Give the data below again, word for word.

Start of PROVIDED RECORDS

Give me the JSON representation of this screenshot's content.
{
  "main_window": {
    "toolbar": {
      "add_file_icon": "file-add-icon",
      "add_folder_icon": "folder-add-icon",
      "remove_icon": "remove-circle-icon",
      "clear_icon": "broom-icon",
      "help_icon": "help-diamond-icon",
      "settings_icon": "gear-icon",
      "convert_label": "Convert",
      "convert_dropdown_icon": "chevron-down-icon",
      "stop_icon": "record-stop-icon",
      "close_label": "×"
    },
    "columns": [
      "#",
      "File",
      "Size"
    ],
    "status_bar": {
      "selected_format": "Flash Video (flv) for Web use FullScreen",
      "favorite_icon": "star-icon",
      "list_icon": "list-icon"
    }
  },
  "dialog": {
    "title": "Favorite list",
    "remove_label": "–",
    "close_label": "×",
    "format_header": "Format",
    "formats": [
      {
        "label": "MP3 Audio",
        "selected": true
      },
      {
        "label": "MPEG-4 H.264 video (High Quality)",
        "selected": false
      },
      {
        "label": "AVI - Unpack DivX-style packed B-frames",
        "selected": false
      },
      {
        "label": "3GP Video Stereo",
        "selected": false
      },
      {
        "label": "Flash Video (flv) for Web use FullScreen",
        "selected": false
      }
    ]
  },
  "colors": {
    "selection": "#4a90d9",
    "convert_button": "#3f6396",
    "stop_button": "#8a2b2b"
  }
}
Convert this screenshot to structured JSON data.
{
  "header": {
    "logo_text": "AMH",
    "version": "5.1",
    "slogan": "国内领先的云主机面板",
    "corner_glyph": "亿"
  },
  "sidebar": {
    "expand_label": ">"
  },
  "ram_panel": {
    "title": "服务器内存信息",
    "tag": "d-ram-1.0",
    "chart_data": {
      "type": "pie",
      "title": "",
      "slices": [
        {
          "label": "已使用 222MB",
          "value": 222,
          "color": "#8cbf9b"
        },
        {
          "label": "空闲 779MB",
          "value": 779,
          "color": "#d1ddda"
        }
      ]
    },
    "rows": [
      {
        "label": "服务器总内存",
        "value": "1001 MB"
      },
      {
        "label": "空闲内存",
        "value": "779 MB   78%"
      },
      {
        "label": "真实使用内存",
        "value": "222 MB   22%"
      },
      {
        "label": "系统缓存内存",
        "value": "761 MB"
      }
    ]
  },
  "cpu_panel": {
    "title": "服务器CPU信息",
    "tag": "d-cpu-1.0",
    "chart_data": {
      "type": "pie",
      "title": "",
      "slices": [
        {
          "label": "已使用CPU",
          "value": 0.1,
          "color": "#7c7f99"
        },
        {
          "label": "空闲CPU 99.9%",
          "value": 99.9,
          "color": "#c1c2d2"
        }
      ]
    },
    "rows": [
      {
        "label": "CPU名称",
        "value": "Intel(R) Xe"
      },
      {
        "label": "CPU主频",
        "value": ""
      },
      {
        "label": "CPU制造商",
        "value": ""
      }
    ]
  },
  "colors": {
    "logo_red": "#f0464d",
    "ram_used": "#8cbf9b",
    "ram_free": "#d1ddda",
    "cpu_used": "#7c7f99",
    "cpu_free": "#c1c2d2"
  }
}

End of PROVIDED RECORDS

SOLVED EXERCISE
Give me the JSON representation of this screenshot's content.
{
  "main_window": {
    "toolbar": {
      "add_file_icon": "file-add-icon",
      "add_folder_icon": "folder-add-icon",
      "remove_icon": "remove-circle-icon",
      "clear_icon": "broom-icon",
      "help_icon": "help-diamond-icon",
      "settings_icon": "gear-icon",
      "convert_label": "Convert",
      "convert_dropdown_icon": "chevron-down-icon",
      "stop_icon": "record-stop-icon",
      "close_label": "×"
    },
    "columns": [
      "#",
      "File",
      "Size"
    ],
    "status_bar": {
      "selected_format": "Flash Video (flv) for Web use FullScreen",
      "favorite_icon": "star-icon",
      "list_icon": "list-icon"
    }
  },
  "dialog": {
    "title": "Favorite list",
    "remove_label": "–",
    "close_label": "×",
    "format_header": "Format",
    "formats": [
      {
        "label": "MP3 Audio",
        "selected": true
      },
      {
        "label": "MPEG-4 H.264 video (High Quality)",
        "selected": false
      },
      {
        "label": "AVI - Unpack DivX-style packed B-frames",
        "selected": false
      },
      {
        "label": "3GP Video Stereo",
        "selected": false
      },
      {
        "label": "Flash Video (flv) for Web use FullScreen",
        "selected": false
      }
    ]
  },
  "colors": {
    "selection": "#4a90d9",
    "convert_button": "#3f6396",
    "stop_button": "#8a2b2b"
  }
}
Convert this screenshot to structured JSON data.
{
  "header": {
    "logo_text": "AMH",
    "version": "5.1",
    "slogan": "国内领先的云主机面板",
    "corner_glyph": "亿"
  },
  "sidebar": {
    "expand_label": ">"
  },
  "ram_panel": {
    "title": "服务器内存信息",
    "tag": "d-ram-1.0",
    "chart_data": {
      "type": "pie",
      "title": "",
      "slices": [
        {
          "label": "已使用 222MB",
          "value": 222,
          "color": "#8cbf9b"
        },
        {
          "label": "空闲 779MB",
          "value": 779,
          "color": "#d1ddda"
        }
      ]
    },
    "rows": [
      {
        "label": "服务器总内存",
        "value": "1001 MB"
      },
      {
        "label": "空闲内存",
        "value": "779 MB   78%"
      },
      {
        "label": "真实使用内存",
        "value": "222 MB   22%"
      },
      {
        "label": "系统缓存内存",
        "value": "761 MB"
      }
    ]
  },
  "cpu_panel": {
    "title": "服务器CPU信息",
    "tag": "d-cpu-1.0",
    "chart_data": {
      "type": "pie",
      "title": "",
      "slices": [
        {
          "label": "已使用CPU",
          "value": 0.1,
          "color": "#7c7f99"
        },
        {
          "label": "空闲CPU 99.9%",
          "value": 99.9,
          "color": "#c1c2d2"
        }
      ]
    },
    "rows": [
      {
        "label": "CPU名称",
        "value": "Intel(R) Xe"
      },
      {
        "label": "CPU主频",
        "value": ""
      },
      {
        "label": "CPU制造商",
        "value": ""
      }
    ]
  },
  "colors": {
    "logo_red": "#f0464d",
    "ram_used": "#8cbf9b",
    "ram_free": "#d1ddda",
    "cpu_used": "#7c7f99",
    "cpu_free": "#c1c2d2"
  }
}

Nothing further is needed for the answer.